Recorded data:
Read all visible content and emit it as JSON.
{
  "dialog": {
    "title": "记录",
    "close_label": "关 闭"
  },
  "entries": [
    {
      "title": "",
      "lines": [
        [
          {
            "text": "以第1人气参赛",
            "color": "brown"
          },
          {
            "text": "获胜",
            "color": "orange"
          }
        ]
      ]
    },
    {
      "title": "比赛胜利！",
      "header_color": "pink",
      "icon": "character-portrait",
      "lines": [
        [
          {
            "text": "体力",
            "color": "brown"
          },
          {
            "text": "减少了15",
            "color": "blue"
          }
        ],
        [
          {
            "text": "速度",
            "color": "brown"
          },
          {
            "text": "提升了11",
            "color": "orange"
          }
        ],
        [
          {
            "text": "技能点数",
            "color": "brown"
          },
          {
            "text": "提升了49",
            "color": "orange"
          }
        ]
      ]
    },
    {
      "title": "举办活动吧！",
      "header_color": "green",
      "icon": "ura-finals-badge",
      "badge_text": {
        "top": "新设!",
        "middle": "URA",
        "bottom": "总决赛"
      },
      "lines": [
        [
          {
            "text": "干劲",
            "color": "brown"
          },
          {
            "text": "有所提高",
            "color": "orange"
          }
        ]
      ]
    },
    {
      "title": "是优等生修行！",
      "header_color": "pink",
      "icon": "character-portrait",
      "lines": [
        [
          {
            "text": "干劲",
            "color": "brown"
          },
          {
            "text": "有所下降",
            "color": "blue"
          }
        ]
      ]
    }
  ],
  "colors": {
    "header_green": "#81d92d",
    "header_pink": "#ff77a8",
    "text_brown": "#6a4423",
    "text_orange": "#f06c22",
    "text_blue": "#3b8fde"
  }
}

## [Task requirements]
Look over the listing. Pull out every line with the string "title" in it.

## [Full solution]
    "title": "记录",
      "title": "",
      "title": "比赛胜利！",
      "title": "举办活动吧！",
      "title": "是优等生修行！",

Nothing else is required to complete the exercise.